# start of Provided records

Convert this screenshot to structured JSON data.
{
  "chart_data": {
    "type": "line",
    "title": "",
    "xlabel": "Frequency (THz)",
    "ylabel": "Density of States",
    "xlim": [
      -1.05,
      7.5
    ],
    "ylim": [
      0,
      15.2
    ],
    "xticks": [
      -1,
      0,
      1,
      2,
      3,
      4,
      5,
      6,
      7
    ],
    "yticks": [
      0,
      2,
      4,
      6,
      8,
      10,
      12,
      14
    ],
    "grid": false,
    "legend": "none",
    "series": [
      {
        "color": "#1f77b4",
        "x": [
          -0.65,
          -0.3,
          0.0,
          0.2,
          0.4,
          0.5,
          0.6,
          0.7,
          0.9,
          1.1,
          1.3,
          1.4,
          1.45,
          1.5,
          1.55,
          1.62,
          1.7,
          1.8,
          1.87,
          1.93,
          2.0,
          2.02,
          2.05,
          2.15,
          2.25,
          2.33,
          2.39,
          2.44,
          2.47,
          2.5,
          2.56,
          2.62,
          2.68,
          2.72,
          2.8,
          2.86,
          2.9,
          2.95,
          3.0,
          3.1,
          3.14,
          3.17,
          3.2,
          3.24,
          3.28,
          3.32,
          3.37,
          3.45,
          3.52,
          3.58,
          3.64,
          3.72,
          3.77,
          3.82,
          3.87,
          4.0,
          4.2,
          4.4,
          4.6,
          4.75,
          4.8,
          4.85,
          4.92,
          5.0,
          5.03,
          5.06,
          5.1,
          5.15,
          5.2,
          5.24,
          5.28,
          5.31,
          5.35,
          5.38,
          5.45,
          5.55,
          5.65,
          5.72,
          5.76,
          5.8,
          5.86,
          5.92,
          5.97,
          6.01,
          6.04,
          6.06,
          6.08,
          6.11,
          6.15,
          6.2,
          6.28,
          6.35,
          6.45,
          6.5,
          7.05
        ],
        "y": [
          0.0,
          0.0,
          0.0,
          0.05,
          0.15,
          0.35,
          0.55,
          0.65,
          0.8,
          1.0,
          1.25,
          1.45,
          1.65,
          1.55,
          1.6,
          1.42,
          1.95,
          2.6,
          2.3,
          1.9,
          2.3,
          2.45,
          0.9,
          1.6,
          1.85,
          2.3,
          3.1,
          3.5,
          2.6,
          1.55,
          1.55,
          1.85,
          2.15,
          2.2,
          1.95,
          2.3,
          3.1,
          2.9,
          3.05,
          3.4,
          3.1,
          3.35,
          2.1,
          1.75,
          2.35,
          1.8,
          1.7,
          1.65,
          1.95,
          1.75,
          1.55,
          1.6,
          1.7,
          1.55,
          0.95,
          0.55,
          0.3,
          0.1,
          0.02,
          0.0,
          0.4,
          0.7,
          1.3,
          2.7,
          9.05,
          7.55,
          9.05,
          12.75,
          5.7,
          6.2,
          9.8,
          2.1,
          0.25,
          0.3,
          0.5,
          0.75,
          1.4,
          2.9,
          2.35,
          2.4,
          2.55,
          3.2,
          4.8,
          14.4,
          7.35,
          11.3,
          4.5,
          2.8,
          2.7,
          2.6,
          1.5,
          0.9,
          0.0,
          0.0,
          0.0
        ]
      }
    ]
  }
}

# end of Provided records

### Problem details
Copy out all of the records shown above exactly.

### Correct answer
Convert this screenshot to structured JSON data.
{
  "chart_data": {
    "type": "line",
    "title": "",
    "xlabel": "Frequency (THz)",
    "ylabel": "Density of States",
    "xlim": [
      -1.05,
      7.5
    ],
    "ylim": [
      0,
      15.2
    ],
    "xticks": [
      -1,
      0,
      1,
      2,
      3,
      4,
      5,
      6,
      7
    ],
    "yticks": [
      0,
      2,
      4,
      6,
      8,
      10,
      12,
      14
    ],
    "grid": false,
    "legend": "none",
    "series": [
      {
        "color": "#1f77b4",
        "x": [
          -0.65,
          -0.3,
          0.0,
          0.2,
          0.4,
          0.5,
          0.6,
          0.7,
          0.9,
          1.1,
          1.3,
          1.4,
          1.45,
          1.5,
          1.55,
          1.62,
          1.7,
          1.8,
          1.87,
          1.93,
          2.0,
          2.02,
          2.05,
          2.15,
          2.25,
          2.33,
          2.39,
          2.44,
          2.47,
          2.5,
          2.56,
          2.62,
          2.68,
          2.72,
          2.8,
          2.86,
          2.9,
          2.95,
          3.0,
          3.1,
          3.14,
          3.17,
          3.2,
          3.24,
          3.28,
          3.32,
          3.37,
          3.45,
          3.52,
          3.58,
          3.64,
          3.72,
          3.77,
          3.82,
          3.87,
          4.0,
          4.2,
          4.4,
          4.6,
          4.75,
          4.8,
          4.85,
          4.92,
          5.0,
          5.03,
          5.06,
          5.1,
          5.15,
          5.2,
          5.24,
          5.28,
          5.31,
          5.35,
          5.38,
          5.45,
          5.55,
          5.65,
          5.72,
          5.76,
          5.8,
          5.86,
          5.92,
          5.97,
          6.01,
          6.04,
          6.06,
          6.08,
          6.11,
          6.15,
          6.2,
          6.28,
          6.35,
          6.45,
          6.5,
          7.05
        ],
        "y": [
          0.0,
          0.0,
          0.0,
          0.05,
          0.15,
          0.35,
          0.55,
          0.65,
          0.8,
          1.0,
          1.25,
          1.45,
          1.65,
          1.55,
          1.6,
          1.42,
          1.95,
          2.6,
          2.3,
          1.9,
          2.3,
          2.45,
          0.9,
          1.6,
          1.85,
          2.3,
          3.1,
          3.5,
          2.6,
          1.55,
          1.55,
          1.85,
          2.15,
          2.2,
          1.95,
          2.3,
          3.1,
          2.9,
          3.05,
          3.4,
          3.1,
          3.35,
          2.1,
          1.75,
          2.35,
          1.8,
          1.7,
          1.65,
          1.95,
          1.75,
          1.55,
          1.6,
          1.7,
          1.55,
          0.95,
          0.55,
          0.3,
          0.1,
          0.02,
          0.0,
          0.4,
          0.7,
          1.3,
          2.7,
          9.05,
          7.55,
          9.05,
          12.75,
          5.7,
          6.2,
          9.8,
          2.1,
          0.25,
          0.3,
          0.5,
          0.75,
          1.4,
          2.9,
          2.35,
          2.4,
          2.55,
          3.2,
          4.8,
          14.4,
          7.35,
          11.3,
          4.5,
          2.8,
          2.7,
          2.6,
          1.5,
          0.9,
          0.0,
          0.0,
          0.0
        ]
      }
    ]
  }
}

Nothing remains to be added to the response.